%%
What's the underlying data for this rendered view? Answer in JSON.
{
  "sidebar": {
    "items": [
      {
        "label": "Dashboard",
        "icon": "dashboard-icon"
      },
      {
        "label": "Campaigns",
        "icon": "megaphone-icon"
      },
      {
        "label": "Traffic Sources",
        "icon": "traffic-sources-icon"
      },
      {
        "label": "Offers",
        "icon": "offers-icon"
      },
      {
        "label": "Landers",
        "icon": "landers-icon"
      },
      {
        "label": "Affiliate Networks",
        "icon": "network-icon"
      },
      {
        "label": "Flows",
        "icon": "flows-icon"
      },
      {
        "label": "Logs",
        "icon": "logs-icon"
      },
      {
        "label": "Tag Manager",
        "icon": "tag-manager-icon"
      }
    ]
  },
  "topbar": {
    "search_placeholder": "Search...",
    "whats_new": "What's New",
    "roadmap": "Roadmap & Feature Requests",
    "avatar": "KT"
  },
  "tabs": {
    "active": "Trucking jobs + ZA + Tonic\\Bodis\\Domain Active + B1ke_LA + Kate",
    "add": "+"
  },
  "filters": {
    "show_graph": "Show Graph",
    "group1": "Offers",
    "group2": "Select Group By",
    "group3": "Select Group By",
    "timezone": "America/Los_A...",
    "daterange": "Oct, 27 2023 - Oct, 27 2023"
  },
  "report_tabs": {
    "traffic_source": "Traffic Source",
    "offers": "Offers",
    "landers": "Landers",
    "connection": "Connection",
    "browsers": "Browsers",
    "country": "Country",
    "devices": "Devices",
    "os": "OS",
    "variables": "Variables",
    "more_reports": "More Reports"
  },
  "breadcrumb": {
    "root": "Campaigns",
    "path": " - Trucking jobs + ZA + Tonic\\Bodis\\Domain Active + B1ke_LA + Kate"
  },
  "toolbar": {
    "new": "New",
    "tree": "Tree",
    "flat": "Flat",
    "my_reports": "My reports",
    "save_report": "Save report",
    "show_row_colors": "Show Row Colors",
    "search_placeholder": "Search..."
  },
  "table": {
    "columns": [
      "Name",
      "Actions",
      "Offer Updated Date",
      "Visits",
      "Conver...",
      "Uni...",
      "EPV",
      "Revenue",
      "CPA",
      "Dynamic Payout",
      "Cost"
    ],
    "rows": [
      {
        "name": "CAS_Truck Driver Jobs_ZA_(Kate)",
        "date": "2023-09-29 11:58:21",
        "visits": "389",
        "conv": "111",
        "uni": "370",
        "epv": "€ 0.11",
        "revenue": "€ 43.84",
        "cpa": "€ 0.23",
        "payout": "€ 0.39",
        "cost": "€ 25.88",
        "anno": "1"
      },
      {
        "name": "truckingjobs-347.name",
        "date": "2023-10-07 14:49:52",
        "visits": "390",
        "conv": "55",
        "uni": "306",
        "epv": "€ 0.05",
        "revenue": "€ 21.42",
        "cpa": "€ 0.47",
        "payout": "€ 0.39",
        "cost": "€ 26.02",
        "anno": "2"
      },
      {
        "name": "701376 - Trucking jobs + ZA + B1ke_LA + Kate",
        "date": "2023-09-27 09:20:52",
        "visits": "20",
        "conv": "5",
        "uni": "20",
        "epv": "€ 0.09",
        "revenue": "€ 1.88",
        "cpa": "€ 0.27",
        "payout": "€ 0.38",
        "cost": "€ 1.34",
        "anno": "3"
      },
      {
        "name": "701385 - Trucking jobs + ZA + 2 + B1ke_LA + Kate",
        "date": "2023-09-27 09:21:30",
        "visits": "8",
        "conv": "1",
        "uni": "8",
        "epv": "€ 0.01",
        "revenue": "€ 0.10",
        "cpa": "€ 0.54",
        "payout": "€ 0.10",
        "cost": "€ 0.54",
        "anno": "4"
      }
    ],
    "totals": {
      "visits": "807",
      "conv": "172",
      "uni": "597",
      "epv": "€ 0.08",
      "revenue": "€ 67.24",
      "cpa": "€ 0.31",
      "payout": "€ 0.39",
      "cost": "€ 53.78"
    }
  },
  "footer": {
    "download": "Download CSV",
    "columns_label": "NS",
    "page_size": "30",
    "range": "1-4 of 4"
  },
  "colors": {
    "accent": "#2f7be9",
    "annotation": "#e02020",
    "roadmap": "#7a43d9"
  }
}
%%
%%
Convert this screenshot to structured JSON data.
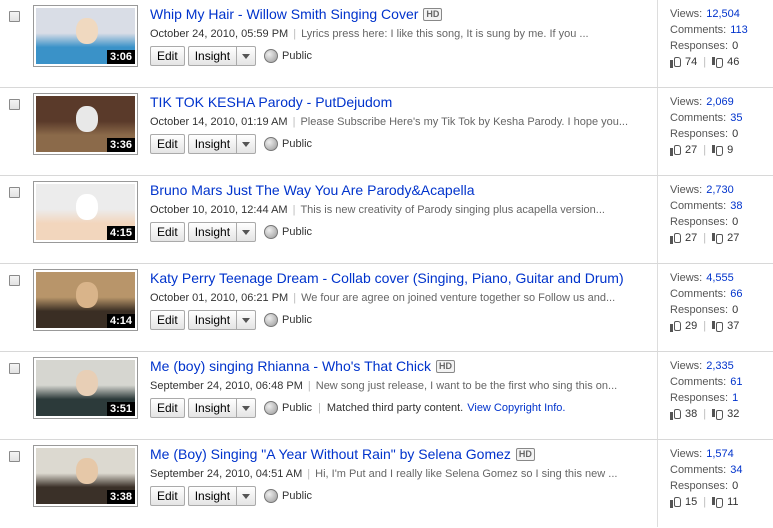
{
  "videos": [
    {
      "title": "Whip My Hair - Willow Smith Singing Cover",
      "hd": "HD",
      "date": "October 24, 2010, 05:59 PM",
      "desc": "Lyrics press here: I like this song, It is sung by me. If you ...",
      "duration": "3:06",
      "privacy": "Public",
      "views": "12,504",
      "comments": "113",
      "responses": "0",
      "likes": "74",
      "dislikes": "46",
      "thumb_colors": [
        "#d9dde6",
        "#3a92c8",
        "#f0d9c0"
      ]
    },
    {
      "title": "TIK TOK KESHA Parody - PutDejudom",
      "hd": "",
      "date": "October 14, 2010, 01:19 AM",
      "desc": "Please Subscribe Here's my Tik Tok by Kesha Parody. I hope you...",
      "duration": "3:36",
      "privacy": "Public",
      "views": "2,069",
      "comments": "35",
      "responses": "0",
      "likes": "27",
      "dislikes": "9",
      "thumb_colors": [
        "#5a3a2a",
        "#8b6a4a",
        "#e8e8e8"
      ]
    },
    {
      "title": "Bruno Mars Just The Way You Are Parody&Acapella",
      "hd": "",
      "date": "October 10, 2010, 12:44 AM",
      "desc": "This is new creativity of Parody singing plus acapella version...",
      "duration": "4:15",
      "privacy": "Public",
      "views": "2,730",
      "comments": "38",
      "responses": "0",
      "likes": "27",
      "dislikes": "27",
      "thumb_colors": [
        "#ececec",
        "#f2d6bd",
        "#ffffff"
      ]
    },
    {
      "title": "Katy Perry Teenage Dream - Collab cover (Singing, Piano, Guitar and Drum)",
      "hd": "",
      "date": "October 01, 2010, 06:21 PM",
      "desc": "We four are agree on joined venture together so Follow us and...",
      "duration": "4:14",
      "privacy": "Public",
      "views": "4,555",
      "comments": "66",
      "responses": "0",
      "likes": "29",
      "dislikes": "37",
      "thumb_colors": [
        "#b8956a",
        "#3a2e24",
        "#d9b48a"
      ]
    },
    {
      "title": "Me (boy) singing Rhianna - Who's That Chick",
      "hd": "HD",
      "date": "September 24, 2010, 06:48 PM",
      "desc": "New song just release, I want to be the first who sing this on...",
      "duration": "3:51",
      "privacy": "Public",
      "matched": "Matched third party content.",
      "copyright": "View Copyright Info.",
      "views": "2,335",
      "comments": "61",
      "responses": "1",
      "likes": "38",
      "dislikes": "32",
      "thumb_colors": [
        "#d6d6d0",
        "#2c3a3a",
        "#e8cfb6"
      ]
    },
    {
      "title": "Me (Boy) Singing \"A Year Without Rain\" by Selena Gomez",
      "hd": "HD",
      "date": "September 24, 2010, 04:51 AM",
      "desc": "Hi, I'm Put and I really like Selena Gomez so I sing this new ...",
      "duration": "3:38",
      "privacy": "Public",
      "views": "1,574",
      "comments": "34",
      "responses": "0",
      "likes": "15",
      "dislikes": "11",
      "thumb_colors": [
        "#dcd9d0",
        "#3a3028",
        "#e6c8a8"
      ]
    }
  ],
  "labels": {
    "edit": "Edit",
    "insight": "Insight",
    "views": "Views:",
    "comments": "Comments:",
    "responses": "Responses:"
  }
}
%%
Where a line contains the string "Domain", extract that line.

    "active": "Trucking jobs + ZA + Tonic\\Bodis\\Domain Active + B1ke_LA + Kate",
    "path": " - Trucking jobs + ZA + Tonic\\Bodis\\Domain Active + B1ke_LA + Kate"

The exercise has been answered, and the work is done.